--- ENTRIES PROVIDED ---

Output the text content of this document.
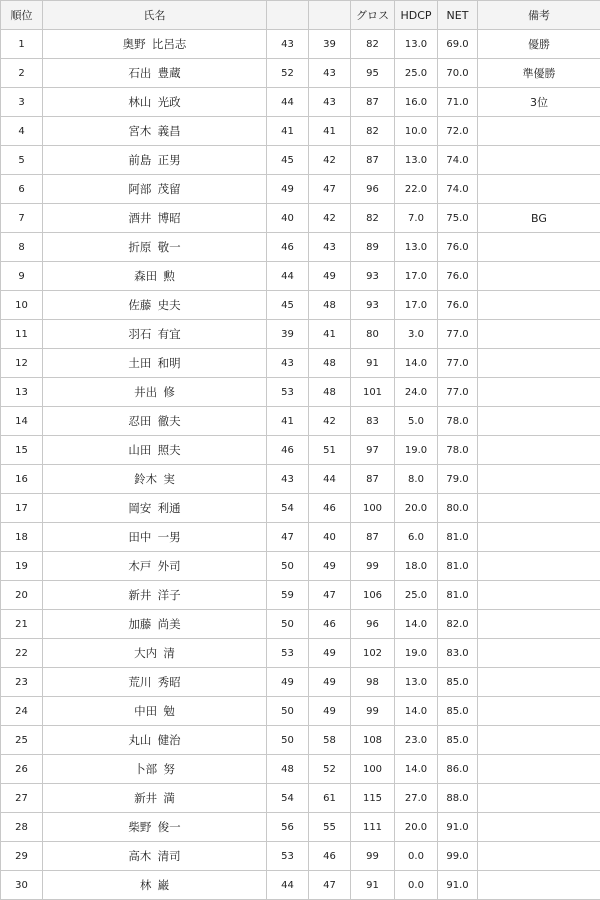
順位	氏名			グロス	HDCP	NET	備考
1	奥野 比呂志	43	39	82	13.0	69.0	優勝
2	石出 豊蔵	52	43	95	25.0	70.0	準優勝
3	林山 光政	44	43	87	16.0	71.0	3位
4	宮木 義昌	41	41	82	10.0	72.0	
5	前島 正男	45	42	87	13.0	74.0	
6	阿部 茂留	49	47	96	22.0	74.0	
7	酒井 博昭	40	42	82	7.0	75.0	BG
8	折原 敬一	46	43	89	13.0	76.0	
9	森田 勲	44	49	93	17.0	76.0	
10	佐藤 史夫	45	48	93	17.0	76.0	
11	羽石 有宜	39	41	80	3.0	77.0	
12	土田 和明	43	48	91	14.0	77.0	
13	井出 修	53	48	101	24.0	77.0	
14	忍田 徹夫	41	42	83	5.0	78.0	
15	山田 照夫	46	51	97	19.0	78.0	
16	鈴木 実	43	44	87	8.0	79.0	
17	岡安 利通	54	46	100	20.0	80.0	
18	田中 一男	47	40	87	6.0	81.0	
19	木戸 外司	50	49	99	18.0	81.0	
20	新井 洋子	59	47	106	25.0	81.0	
21	加藤 尚美	50	46	96	14.0	82.0	
22	大内 清	53	49	102	19.0	83.0	
23	荒川 秀昭	49	49	98	13.0	85.0	
24	中田 勉	50	49	99	14.0	85.0	
25	丸山 健治	50	58	108	23.0	85.0	
26	卜部 努	48	52	100	14.0	86.0	
27	新井 満	54	61	115	27.0	88.0	
28	柴野 俊一	56	55	111	20.0	91.0	
29	高木 清司	53	46	99	0.0	99.0	
30	林 巌	44	47	91	0.0	91.0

---

WHAT YOU ARE ASKED TO DO:
Reproduce every line above as written, skipping pictures.

TASK ANSWER:
Output the text content of this document.
順位	氏名			グロス	HDCP	NET	備考
1	奥野 比呂志	43	39	82	13.0	69.0	優勝
2	石出 豊蔵	52	43	95	25.0	70.0	準優勝
3	林山 光政	44	43	87	16.0	71.0	3位
4	宮木 義昌	41	41	82	10.0	72.0	
5	前島 正男	45	42	87	13.0	74.0	
6	阿部 茂留	49	47	96	22.0	74.0	
7	酒井 博昭	40	42	82	7.0	75.0	BG
8	折原 敬一	46	43	89	13.0	76.0	
9	森田 勲	44	49	93	17.0	76.0	
10	佐藤 史夫	45	48	93	17.0	76.0	
11	羽石 有宜	39	41	80	3.0	77.0	
12	土田 和明	43	48	91	14.0	77.0	
13	井出 修	53	48	101	24.0	77.0	
14	忍田 徹夫	41	42	83	5.0	78.0	
15	山田 照夫	46	51	97	19.0	78.0	
16	鈴木 実	43	44	87	8.0	79.0	
17	岡安 利通	54	46	100	20.0	80.0	
18	田中 一男	47	40	87	6.0	81.0	
19	木戸 外司	50	49	99	18.0	81.0	
20	新井 洋子	59	47	106	25.0	81.0	
21	加藤 尚美	50	46	96	14.0	82.0	
22	大内 清	53	49	102	19.0	83.0	
23	荒川 秀昭	49	49	98	13.0	85.0	
24	中田 勉	50	49	99	14.0	85.0	
25	丸山 健治	50	58	108	23.0	85.0	
26	卜部 努	48	52	100	14.0	86.0	
27	新井 満	54	61	115	27.0	88.0	
28	柴野 俊一	56	55	111	20.0	91.0	
29	高木 清司	53	46	99	0.0	99.0	
30	林 巌	44	47	91	0.0	91.0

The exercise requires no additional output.